> Brief
Listed below are entries; give the number of lines among them that include "subtitle", and only that number.
— BEGIN —
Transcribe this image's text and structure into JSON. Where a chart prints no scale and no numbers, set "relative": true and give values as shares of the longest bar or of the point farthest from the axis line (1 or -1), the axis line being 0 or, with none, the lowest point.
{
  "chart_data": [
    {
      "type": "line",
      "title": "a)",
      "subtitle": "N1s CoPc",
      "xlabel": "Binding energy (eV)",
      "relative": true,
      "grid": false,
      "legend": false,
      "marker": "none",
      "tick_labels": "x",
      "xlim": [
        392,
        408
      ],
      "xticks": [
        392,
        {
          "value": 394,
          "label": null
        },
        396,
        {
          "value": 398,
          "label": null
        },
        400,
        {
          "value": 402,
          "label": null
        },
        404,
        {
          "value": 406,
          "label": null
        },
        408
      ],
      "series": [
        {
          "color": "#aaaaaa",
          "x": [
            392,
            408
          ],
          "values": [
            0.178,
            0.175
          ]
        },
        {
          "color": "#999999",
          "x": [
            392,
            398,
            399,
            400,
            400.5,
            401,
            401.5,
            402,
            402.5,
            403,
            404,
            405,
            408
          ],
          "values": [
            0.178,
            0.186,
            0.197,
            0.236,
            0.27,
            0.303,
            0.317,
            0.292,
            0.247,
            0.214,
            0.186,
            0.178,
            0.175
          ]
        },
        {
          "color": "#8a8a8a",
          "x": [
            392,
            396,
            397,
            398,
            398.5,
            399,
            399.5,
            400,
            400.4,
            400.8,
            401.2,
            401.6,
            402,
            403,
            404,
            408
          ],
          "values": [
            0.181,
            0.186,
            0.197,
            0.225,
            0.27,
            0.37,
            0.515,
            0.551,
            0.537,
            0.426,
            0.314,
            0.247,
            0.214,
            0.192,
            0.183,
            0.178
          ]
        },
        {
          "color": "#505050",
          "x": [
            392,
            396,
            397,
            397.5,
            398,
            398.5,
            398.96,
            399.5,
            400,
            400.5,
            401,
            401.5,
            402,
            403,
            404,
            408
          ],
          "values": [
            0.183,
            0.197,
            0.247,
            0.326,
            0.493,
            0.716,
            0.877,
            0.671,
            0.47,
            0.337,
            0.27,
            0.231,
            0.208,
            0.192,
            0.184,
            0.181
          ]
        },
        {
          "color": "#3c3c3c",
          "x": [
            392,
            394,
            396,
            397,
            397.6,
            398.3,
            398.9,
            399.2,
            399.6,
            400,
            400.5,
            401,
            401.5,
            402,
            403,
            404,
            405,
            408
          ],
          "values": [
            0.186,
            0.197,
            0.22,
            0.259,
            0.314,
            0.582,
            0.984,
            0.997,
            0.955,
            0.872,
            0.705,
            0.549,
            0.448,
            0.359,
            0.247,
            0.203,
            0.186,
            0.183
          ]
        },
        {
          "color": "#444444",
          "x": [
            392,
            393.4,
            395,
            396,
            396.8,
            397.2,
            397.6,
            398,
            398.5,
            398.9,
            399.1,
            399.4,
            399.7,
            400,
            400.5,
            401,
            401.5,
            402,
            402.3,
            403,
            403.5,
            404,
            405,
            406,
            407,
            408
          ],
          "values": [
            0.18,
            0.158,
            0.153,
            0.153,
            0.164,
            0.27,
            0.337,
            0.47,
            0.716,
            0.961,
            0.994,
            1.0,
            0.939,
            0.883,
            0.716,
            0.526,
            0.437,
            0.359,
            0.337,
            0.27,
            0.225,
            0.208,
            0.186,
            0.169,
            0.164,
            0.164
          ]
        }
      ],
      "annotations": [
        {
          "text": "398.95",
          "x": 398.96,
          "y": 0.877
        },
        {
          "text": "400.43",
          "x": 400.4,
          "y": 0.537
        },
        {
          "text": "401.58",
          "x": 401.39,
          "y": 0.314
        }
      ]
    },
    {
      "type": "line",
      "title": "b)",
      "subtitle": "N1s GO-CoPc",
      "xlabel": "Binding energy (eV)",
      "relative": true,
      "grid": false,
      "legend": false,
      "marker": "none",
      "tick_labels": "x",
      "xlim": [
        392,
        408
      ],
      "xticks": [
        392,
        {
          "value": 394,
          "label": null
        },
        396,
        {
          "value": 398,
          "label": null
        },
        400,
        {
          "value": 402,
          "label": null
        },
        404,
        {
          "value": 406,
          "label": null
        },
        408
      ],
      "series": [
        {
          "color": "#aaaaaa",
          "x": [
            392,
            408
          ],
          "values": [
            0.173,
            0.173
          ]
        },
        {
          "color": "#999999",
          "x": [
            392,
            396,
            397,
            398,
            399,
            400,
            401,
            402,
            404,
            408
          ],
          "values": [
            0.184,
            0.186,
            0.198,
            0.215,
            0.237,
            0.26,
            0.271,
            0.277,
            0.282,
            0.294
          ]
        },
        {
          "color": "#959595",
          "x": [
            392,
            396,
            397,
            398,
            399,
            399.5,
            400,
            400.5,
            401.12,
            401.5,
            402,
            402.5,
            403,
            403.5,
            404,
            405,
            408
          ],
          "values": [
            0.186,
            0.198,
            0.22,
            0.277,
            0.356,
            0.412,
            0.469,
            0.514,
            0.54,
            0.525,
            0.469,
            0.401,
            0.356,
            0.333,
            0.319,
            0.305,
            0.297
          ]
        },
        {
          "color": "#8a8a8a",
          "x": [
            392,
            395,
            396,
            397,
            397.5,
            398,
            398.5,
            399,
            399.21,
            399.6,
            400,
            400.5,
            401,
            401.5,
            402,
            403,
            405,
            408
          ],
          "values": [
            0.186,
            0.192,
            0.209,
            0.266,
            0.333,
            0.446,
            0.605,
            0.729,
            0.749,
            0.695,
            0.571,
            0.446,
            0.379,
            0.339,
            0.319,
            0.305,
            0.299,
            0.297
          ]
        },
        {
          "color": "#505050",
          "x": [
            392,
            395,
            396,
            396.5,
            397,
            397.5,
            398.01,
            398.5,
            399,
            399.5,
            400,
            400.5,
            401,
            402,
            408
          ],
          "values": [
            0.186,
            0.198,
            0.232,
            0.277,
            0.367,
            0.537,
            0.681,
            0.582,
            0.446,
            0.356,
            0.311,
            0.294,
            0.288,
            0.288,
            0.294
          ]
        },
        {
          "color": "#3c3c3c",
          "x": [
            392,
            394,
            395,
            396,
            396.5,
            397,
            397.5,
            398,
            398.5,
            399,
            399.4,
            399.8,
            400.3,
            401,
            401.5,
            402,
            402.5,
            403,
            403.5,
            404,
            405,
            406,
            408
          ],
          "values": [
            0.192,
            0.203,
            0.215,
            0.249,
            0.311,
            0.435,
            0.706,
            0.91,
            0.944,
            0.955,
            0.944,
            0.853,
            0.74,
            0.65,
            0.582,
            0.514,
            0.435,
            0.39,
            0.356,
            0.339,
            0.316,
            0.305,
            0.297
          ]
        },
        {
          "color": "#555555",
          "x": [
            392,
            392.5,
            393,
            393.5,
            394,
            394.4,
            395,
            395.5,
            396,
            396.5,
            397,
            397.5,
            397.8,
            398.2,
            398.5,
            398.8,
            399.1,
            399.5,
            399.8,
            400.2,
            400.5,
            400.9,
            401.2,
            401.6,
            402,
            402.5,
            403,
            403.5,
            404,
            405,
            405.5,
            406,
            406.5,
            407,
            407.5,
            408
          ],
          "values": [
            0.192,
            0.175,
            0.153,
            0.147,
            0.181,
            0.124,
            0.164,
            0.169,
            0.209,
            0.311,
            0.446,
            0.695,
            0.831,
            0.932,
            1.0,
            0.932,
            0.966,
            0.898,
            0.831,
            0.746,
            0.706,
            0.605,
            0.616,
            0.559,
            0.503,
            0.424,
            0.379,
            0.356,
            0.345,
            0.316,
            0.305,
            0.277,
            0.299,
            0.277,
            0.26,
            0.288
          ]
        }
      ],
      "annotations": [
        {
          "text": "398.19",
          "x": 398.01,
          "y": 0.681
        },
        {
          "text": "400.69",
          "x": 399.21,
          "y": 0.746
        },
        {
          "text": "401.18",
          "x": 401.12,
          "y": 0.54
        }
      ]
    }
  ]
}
— END —
> Result of the exercise
2